* BEGIN RECORDS FOR THE EXERCISE *
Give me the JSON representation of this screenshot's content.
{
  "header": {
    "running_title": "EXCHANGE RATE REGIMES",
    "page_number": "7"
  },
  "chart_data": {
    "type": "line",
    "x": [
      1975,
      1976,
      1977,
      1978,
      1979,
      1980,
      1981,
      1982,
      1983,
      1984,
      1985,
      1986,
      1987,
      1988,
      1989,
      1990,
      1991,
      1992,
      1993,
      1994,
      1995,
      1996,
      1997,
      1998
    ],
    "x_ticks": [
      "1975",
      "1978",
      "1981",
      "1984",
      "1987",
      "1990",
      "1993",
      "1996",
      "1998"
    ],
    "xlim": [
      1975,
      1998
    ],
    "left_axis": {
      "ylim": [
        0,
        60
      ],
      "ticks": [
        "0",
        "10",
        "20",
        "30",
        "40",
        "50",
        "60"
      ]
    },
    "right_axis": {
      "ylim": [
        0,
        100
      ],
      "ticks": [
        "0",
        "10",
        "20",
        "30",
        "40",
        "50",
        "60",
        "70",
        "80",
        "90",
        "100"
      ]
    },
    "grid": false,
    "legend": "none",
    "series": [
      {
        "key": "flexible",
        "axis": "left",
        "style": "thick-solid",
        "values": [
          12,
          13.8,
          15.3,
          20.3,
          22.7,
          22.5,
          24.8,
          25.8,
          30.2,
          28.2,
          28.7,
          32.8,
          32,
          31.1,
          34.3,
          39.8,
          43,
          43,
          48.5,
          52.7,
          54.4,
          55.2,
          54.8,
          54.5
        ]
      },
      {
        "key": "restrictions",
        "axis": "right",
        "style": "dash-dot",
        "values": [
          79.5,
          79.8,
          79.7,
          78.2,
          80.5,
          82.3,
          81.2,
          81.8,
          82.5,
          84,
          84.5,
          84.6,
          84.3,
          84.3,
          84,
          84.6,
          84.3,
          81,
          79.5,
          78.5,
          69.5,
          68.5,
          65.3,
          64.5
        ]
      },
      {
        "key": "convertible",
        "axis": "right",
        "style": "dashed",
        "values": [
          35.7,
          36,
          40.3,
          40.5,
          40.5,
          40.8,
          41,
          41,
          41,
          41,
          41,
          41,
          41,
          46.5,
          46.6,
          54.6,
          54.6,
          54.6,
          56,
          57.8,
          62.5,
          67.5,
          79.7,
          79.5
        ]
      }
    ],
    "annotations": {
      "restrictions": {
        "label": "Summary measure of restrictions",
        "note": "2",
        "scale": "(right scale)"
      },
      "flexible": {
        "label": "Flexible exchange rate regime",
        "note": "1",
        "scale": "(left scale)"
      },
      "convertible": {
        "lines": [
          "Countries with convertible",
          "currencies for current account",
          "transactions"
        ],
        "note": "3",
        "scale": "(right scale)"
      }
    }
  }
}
* END RECORDS FOR THE EXERCISE *
§ EXERCISE AIM:
Return every record above exactly as it appears.

§ CORRECT ANSWER:
Give me the JSON representation of this screenshot's content.
{
  "header": {
    "running_title": "EXCHANGE RATE REGIMES",
    "page_number": "7"
  },
  "chart_data": {
    "type": "line",
    "x": [
      1975,
      1976,
      1977,
      1978,
      1979,
      1980,
      1981,
      1982,
      1983,
      1984,
      1985,
      1986,
      1987,
      1988,
      1989,
      1990,
      1991,
      1992,
      1993,
      1994,
      1995,
      1996,
      1997,
      1998
    ],
    "x_ticks": [
      "1975",
      "1978",
      "1981",
      "1984",
      "1987",
      "1990",
      "1993",
      "1996",
      "1998"
    ],
    "xlim": [
      1975,
      1998
    ],
    "left_axis": {
      "ylim": [
        0,
        60
      ],
      "ticks": [
        "0",
        "10",
        "20",
        "30",
        "40",
        "50",
        "60"
      ]
    },
    "right_axis": {
      "ylim": [
        0,
        100
      ],
      "ticks": [
        "0",
        "10",
        "20",
        "30",
        "40",
        "50",
        "60",
        "70",
        "80",
        "90",
        "100"
      ]
    },
    "grid": false,
    "legend": "none",
    "series": [
      {
        "key": "flexible",
        "axis": "left",
        "style": "thick-solid",
        "values": [
          12,
          13.8,
          15.3,
          20.3,
          22.7,
          22.5,
          24.8,
          25.8,
          30.2,
          28.2,
          28.7,
          32.8,
          32,
          31.1,
          34.3,
          39.8,
          43,
          43,
          48.5,
          52.7,
          54.4,
          55.2,
          54.8,
          54.5
        ]
      },
      {
        "key": "restrictions",
        "axis": "right",
        "style": "dash-dot",
        "values": [
          79.5,
          79.8,
          79.7,
          78.2,
          80.5,
          82.3,
          81.2,
          81.8,
          82.5,
          84,
          84.5,
          84.6,
          84.3,
          84.3,
          84,
          84.6,
          84.3,
          81,
          79.5,
          78.5,
          69.5,
          68.5,
          65.3,
          64.5
        ]
      },
      {
        "key": "convertible",
        "axis": "right",
        "style": "dashed",
        "values": [
          35.7,
          36,
          40.3,
          40.5,
          40.5,
          40.8,
          41,
          41,
          41,
          41,
          41,
          41,
          41,
          46.5,
          46.6,
          54.6,
          54.6,
          54.6,
          56,
          57.8,
          62.5,
          67.5,
          79.7,
          79.5
        ]
      }
    ],
    "annotations": {
      "restrictions": {
        "label": "Summary measure of restrictions",
        "note": "2",
        "scale": "(right scale)"
      },
      "flexible": {
        "label": "Flexible exchange rate regime",
        "note": "1",
        "scale": "(left scale)"
      },
      "convertible": {
        "lines": [
          "Countries with convertible",
          "currencies for current account",
          "transactions"
        ],
        "note": "3",
        "scale": "(right scale)"
      }
    }
  }
}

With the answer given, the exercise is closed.